**STATED EXERCISE**
Below are the records. Count the lines containing the string "this", and reply with the number alone.

**TASK MATERIAL**

********************

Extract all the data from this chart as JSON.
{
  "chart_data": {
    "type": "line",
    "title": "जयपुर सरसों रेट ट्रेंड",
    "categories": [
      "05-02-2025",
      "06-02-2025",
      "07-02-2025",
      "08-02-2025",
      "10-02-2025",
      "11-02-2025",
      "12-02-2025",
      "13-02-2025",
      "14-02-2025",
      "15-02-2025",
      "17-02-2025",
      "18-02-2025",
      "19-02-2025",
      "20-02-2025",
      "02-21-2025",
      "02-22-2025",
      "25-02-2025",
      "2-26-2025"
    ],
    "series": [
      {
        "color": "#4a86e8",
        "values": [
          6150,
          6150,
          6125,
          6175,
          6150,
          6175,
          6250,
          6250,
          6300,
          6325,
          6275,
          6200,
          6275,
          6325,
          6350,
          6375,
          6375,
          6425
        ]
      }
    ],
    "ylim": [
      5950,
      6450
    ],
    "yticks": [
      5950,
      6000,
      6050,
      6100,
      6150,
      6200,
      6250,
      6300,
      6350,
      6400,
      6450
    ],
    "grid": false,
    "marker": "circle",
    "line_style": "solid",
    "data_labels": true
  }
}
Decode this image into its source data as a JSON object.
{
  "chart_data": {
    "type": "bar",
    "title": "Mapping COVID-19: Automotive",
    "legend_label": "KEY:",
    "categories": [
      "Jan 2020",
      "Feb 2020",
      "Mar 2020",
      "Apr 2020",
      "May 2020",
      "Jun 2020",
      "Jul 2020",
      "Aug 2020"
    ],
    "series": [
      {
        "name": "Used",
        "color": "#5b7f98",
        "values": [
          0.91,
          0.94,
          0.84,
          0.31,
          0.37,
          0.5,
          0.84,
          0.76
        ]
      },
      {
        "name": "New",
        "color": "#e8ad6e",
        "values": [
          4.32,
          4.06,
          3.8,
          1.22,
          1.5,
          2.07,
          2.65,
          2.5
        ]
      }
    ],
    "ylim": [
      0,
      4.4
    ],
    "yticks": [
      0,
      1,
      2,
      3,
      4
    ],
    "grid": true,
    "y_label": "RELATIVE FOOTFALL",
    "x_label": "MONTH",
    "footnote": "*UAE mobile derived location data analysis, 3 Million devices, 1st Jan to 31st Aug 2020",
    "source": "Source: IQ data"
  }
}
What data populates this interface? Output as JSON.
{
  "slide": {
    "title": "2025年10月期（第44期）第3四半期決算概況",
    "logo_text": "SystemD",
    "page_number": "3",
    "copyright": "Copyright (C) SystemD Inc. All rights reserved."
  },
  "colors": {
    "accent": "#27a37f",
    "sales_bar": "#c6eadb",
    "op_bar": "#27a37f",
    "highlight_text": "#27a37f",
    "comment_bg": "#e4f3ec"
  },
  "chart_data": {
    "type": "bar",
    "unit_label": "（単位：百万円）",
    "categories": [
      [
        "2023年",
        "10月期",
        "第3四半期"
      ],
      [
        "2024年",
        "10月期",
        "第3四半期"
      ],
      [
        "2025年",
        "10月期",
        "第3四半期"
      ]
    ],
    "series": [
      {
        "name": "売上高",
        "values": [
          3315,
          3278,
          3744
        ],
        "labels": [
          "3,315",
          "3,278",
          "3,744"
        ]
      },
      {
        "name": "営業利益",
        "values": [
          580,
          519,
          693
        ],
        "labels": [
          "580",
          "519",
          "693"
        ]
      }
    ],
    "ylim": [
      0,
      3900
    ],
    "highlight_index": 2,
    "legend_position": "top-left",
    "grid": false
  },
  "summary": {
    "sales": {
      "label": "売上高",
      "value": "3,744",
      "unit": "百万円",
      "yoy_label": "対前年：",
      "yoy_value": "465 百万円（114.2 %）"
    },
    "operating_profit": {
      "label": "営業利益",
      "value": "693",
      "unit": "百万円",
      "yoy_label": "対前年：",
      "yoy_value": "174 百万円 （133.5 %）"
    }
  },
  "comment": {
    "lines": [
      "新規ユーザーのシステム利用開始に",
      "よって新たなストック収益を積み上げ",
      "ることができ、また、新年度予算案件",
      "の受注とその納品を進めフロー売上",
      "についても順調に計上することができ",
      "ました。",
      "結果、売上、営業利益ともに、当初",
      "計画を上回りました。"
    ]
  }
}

********************

**FINAL ANSWER**
3